**WHAT IS NEEDED**. Find the string "highlight" in the records. Copy every line it appears in.

(Records from a dataset)
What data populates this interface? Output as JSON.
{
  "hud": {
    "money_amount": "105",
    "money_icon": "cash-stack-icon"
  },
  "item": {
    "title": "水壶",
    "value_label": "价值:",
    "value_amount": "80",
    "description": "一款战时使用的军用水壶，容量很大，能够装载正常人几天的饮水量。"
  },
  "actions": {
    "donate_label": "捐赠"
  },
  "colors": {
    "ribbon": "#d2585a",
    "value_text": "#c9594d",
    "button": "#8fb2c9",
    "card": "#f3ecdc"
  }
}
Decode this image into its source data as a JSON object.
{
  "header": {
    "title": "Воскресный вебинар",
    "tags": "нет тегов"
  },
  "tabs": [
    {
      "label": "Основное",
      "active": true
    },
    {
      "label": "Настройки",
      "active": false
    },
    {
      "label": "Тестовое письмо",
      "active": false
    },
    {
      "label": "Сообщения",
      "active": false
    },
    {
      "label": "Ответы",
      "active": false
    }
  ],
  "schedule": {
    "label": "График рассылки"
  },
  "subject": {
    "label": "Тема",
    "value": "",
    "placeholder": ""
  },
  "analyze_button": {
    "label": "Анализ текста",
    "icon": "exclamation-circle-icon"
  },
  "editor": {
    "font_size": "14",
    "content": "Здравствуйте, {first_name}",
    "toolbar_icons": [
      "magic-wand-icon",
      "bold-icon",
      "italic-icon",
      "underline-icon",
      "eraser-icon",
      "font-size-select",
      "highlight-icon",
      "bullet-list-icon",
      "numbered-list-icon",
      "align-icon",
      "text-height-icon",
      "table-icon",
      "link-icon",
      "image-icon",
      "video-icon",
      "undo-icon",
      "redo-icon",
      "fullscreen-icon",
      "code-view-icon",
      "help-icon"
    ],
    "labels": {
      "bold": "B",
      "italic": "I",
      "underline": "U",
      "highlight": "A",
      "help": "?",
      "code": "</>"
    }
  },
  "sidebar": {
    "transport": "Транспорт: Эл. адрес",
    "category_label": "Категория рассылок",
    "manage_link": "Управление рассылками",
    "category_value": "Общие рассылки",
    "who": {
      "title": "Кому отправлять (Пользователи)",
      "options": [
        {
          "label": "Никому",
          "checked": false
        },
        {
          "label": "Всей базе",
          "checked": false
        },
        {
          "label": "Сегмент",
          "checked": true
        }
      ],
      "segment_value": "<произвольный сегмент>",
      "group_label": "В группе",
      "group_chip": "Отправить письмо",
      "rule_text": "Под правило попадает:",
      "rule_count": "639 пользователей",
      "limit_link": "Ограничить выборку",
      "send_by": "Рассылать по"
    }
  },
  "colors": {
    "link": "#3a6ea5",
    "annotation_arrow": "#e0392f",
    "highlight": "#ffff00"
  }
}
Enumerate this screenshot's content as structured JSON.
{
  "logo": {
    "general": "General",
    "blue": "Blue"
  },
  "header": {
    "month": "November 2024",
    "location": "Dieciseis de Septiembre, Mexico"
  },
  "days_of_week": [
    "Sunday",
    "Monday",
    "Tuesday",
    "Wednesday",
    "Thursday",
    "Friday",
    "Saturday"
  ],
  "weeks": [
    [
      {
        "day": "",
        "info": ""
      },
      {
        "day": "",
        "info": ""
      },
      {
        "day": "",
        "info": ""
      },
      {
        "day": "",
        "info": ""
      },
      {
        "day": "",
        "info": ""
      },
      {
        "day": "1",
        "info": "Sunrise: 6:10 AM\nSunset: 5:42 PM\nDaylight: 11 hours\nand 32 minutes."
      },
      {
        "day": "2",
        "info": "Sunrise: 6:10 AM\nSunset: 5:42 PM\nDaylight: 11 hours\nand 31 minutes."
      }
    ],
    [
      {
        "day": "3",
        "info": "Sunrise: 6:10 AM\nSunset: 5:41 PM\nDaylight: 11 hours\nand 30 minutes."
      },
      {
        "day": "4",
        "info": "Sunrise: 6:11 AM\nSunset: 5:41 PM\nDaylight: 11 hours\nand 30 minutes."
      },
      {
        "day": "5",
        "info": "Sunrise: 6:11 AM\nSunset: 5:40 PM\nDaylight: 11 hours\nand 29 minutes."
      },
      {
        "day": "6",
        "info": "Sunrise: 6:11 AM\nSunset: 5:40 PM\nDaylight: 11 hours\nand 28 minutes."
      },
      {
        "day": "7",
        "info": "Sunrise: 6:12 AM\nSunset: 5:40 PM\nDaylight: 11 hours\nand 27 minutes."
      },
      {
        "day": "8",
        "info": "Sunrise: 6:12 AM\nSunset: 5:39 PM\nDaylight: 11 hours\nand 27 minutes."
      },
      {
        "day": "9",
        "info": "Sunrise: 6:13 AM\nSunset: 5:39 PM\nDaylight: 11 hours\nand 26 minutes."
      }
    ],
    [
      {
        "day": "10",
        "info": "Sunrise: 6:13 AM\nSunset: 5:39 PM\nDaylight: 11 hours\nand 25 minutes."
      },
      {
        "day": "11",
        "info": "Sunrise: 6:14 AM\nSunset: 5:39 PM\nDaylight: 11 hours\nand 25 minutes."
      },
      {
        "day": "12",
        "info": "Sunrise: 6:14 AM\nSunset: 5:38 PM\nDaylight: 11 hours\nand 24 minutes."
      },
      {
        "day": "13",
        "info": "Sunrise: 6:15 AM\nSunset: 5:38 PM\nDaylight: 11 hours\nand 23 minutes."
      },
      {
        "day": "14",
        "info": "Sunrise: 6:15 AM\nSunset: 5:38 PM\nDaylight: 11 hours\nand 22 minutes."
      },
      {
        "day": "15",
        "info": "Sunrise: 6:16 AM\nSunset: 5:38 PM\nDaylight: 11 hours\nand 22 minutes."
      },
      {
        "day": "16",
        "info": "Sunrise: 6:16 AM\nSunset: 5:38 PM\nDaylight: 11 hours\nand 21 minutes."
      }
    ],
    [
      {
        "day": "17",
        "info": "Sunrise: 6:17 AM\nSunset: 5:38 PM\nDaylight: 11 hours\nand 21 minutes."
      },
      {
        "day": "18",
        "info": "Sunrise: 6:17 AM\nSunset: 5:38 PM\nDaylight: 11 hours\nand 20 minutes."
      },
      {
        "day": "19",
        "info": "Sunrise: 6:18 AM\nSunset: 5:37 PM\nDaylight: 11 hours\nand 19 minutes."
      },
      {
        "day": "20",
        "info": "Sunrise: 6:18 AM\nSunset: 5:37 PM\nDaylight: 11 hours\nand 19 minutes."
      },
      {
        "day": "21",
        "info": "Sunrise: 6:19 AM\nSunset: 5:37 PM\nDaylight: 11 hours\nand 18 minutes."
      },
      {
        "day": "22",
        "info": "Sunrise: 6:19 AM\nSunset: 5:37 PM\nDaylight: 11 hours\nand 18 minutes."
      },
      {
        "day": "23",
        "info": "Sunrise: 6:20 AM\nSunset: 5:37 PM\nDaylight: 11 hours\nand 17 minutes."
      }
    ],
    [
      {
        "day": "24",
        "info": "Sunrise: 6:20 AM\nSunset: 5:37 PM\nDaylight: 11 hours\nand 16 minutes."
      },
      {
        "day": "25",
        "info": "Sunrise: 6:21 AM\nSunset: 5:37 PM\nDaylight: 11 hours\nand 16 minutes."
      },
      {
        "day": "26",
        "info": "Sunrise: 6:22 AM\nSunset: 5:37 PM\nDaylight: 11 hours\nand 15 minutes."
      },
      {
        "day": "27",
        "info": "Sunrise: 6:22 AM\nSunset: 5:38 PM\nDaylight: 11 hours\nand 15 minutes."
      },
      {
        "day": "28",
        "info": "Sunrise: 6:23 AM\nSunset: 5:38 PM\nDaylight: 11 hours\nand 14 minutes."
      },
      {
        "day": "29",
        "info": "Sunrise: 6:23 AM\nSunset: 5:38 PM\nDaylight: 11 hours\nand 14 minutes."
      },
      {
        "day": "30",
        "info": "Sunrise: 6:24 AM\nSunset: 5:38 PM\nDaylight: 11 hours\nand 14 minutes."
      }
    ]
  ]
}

**REPLY TO THE TASK**.
      "highlight-icon",
      "highlight": "A",
    "highlight": "#ffff00"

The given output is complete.